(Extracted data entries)
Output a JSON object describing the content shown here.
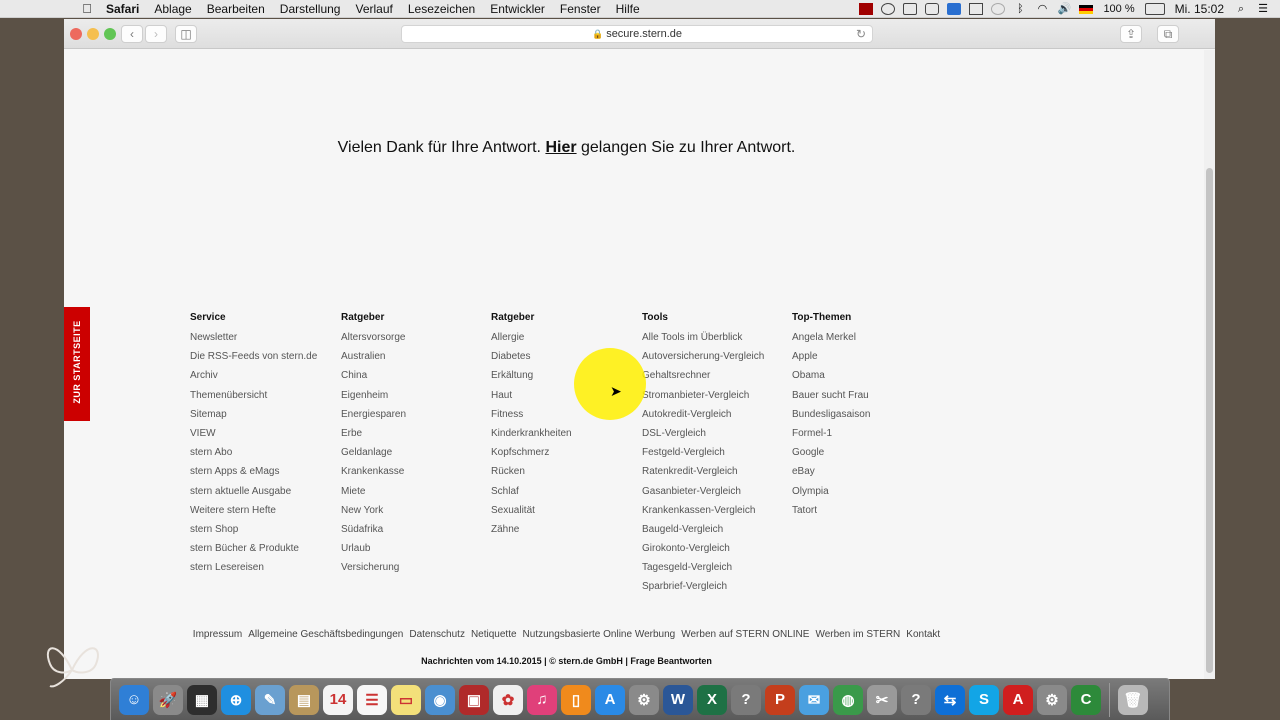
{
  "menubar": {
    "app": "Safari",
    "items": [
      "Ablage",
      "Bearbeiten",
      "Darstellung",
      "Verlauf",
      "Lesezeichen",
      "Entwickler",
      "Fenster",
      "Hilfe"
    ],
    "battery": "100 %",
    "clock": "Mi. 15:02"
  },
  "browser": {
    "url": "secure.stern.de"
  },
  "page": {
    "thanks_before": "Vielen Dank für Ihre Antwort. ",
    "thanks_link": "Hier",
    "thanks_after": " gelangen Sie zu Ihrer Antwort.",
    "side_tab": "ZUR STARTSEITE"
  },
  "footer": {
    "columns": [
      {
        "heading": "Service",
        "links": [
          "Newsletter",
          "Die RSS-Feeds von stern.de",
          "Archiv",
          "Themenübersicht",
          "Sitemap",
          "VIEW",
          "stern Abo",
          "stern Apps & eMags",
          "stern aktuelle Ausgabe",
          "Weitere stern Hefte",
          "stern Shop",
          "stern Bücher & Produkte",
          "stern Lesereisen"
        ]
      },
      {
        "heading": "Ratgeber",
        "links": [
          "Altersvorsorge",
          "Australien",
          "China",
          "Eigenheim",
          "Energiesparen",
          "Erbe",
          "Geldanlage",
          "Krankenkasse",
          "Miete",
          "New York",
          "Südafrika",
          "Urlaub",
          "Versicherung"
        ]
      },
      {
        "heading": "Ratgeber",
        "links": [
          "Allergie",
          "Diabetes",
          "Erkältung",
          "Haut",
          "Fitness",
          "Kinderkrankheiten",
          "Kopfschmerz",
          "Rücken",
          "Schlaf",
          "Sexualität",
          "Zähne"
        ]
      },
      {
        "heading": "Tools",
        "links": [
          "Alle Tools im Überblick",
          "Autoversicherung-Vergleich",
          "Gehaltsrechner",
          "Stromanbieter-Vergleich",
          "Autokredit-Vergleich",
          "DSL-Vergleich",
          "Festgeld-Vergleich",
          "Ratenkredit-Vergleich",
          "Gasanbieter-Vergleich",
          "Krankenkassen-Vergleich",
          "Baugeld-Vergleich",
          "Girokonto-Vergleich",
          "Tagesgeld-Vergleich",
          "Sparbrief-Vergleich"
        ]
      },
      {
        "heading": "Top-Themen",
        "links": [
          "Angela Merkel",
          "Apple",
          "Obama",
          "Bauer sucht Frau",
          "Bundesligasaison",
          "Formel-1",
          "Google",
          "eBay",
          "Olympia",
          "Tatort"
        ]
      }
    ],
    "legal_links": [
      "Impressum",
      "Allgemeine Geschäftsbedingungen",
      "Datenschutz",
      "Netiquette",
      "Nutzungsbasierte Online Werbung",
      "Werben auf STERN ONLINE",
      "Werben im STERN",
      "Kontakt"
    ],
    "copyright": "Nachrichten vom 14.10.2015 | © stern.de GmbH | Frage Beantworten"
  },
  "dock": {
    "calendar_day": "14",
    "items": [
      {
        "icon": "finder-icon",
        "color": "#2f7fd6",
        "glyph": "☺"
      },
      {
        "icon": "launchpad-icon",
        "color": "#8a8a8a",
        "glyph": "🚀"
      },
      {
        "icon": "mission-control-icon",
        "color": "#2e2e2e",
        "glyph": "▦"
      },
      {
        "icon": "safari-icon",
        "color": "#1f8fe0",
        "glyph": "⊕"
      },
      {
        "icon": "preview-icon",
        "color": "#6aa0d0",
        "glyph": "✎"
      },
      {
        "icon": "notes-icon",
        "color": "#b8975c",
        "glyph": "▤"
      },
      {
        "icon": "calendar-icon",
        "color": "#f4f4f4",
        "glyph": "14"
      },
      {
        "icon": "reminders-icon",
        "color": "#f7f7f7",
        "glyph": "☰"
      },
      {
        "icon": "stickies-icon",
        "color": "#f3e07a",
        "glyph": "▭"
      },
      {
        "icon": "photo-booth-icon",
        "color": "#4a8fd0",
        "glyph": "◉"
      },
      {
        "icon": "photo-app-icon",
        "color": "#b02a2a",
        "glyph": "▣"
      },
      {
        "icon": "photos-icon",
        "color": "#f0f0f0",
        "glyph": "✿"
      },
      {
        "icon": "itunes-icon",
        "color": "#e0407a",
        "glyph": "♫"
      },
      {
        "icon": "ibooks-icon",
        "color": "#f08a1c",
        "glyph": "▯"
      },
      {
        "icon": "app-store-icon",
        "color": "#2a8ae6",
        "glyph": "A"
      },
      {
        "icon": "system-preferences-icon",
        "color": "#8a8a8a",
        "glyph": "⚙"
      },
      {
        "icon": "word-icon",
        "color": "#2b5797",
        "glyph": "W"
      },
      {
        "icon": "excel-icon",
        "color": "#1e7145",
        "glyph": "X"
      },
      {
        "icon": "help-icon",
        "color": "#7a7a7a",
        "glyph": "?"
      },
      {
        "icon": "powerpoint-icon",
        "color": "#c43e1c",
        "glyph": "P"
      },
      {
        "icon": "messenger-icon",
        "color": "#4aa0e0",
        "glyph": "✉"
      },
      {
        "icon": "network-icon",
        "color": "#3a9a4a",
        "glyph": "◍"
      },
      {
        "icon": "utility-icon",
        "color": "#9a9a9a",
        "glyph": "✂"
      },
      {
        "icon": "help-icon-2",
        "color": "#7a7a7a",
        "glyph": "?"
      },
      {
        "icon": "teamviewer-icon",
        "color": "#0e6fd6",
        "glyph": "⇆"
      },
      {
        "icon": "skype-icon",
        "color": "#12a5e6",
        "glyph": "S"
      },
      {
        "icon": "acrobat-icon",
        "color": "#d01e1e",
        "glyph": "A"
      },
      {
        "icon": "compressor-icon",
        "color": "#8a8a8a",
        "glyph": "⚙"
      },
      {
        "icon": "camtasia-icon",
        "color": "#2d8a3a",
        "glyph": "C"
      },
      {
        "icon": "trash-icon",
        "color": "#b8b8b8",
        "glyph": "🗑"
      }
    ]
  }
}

What to produce> Copy out the listing exactly as it stands, but not the pictures.

The response>
Output a JSON object describing the content shown here.
{
  "menubar": {
    "app": "Safari",
    "items": [
      "Ablage",
      "Bearbeiten",
      "Darstellung",
      "Verlauf",
      "Lesezeichen",
      "Entwickler",
      "Fenster",
      "Hilfe"
    ],
    "battery": "100 %",
    "clock": "Mi. 15:02"
  },
  "browser": {
    "url": "secure.stern.de"
  },
  "page": {
    "thanks_before": "Vielen Dank für Ihre Antwort. ",
    "thanks_link": "Hier",
    "thanks_after": " gelangen Sie zu Ihrer Antwort.",
    "side_tab": "ZUR STARTSEITE"
  },
  "footer": {
    "columns": [
      {
        "heading": "Service",
        "links": [
          "Newsletter",
          "Die RSS-Feeds von stern.de",
          "Archiv",
          "Themenübersicht",
          "Sitemap",
          "VIEW",
          "stern Abo",
          "stern Apps & eMags",
          "stern aktuelle Ausgabe",
          "Weitere stern Hefte",
          "stern Shop",
          "stern Bücher & Produkte",
          "stern Lesereisen"
        ]
      },
      {
        "heading": "Ratgeber",
        "links": [
          "Altersvorsorge",
          "Australien",
          "China",
          "Eigenheim",
          "Energiesparen",
          "Erbe",
          "Geldanlage",
          "Krankenkasse",
          "Miete",
          "New York",
          "Südafrika",
          "Urlaub",
          "Versicherung"
        ]
      },
      {
        "heading": "Ratgeber",
        "links": [
          "Allergie",
          "Diabetes",
          "Erkältung",
          "Haut",
          "Fitness",
          "Kinderkrankheiten",
          "Kopfschmerz",
          "Rücken",
          "Schlaf",
          "Sexualität",
          "Zähne"
        ]
      },
      {
        "heading": "Tools",
        "links": [
          "Alle Tools im Überblick",
          "Autoversicherung-Vergleich",
          "Gehaltsrechner",
          "Stromanbieter-Vergleich",
          "Autokredit-Vergleich",
          "DSL-Vergleich",
          "Festgeld-Vergleich",
          "Ratenkredit-Vergleich",
          "Gasanbieter-Vergleich",
          "Krankenkassen-Vergleich",
          "Baugeld-Vergleich",
          "Girokonto-Vergleich",
          "Tagesgeld-Vergleich",
          "Sparbrief-Vergleich"
        ]
      },
      {
        "heading": "Top-Themen",
        "links": [
          "Angela Merkel",
          "Apple",
          "Obama",
          "Bauer sucht Frau",
          "Bundesligasaison",
          "Formel-1",
          "Google",
          "eBay",
          "Olympia",
          "Tatort"
        ]
      }
    ],
    "legal_links": [
      "Impressum",
      "Allgemeine Geschäftsbedingungen",
      "Datenschutz",
      "Netiquette",
      "Nutzungsbasierte Online Werbung",
      "Werben auf STERN ONLINE",
      "Werben im STERN",
      "Kontakt"
    ],
    "copyright": "Nachrichten vom 14.10.2015 | © stern.de GmbH | Frage Beantworten"
  },
  "dock": {
    "calendar_day": "14",
    "items": [
      {
        "icon": "finder-icon",
        "color": "#2f7fd6",
        "glyph": "☺"
      },
      {
        "icon": "launchpad-icon",
        "color": "#8a8a8a",
        "glyph": "🚀"
      },
      {
        "icon": "mission-control-icon",
        "color": "#2e2e2e",
        "glyph": "▦"
      },
      {
        "icon": "safari-icon",
        "color": "#1f8fe0",
        "glyph": "⊕"
      },
      {
        "icon": "preview-icon",
        "color": "#6aa0d0",
        "glyph": "✎"
      },
      {
        "icon": "notes-icon",
        "color": "#b8975c",
        "glyph": "▤"
      },
      {
        "icon": "calendar-icon",
        "color": "#f4f4f4",
        "glyph": "14"
      },
      {
        "icon": "reminders-icon",
        "color": "#f7f7f7",
        "glyph": "☰"
      },
      {
        "icon": "stickies-icon",
        "color": "#f3e07a",
        "glyph": "▭"
      },
      {
        "icon": "photo-booth-icon",
        "color": "#4a8fd0",
        "glyph": "◉"
      },
      {
        "icon": "photo-app-icon",
        "color": "#b02a2a",
        "glyph": "▣"
      },
      {
        "icon": "photos-icon",
        "color": "#f0f0f0",
        "glyph": "✿"
      },
      {
        "icon": "itunes-icon",
        "color": "#e0407a",
        "glyph": "♫"
      },
      {
        "icon": "ibooks-icon",
        "color": "#f08a1c",
        "glyph": "▯"
      },
      {
        "icon": "app-store-icon",
        "color": "#2a8ae6",
        "glyph": "A"
      },
      {
        "icon": "system-preferences-icon",
        "color": "#8a8a8a",
        "glyph": "⚙"
      },
      {
        "icon": "word-icon",
        "color": "#2b5797",
        "glyph": "W"
      },
      {
        "icon": "excel-icon",
        "color": "#1e7145",
        "glyph": "X"
      },
      {
        "icon": "help-icon",
        "color": "#7a7a7a",
        "glyph": "?"
      },
      {
        "icon": "powerpoint-icon",
        "color": "#c43e1c",
        "glyph": "P"
      },
      {
        "icon": "messenger-icon",
        "color": "#4aa0e0",
        "glyph": "✉"
      },
      {
        "icon": "network-icon",
        "color": "#3a9a4a",
        "glyph": "◍"
      },
      {
        "icon": "utility-icon",
        "color": "#9a9a9a",
        "glyph": "✂"
      },
      {
        "icon": "help-icon-2",
        "color": "#7a7a7a",
        "glyph": "?"
      },
      {
        "icon": "teamviewer-icon",
        "color": "#0e6fd6",
        "glyph": "⇆"
      },
      {
        "icon": "skype-icon",
        "color": "#12a5e6",
        "glyph": "S"
      },
      {
        "icon": "acrobat-icon",
        "color": "#d01e1e",
        "glyph": "A"
      },
      {
        "icon": "compressor-icon",
        "color": "#8a8a8a",
        "glyph": "⚙"
      },
      {
        "icon": "camtasia-icon",
        "color": "#2d8a3a",
        "glyph": "C"
      },
      {
        "icon": "trash-icon",
        "color": "#b8b8b8",
        "glyph": "🗑"
      }
    ]
  }
}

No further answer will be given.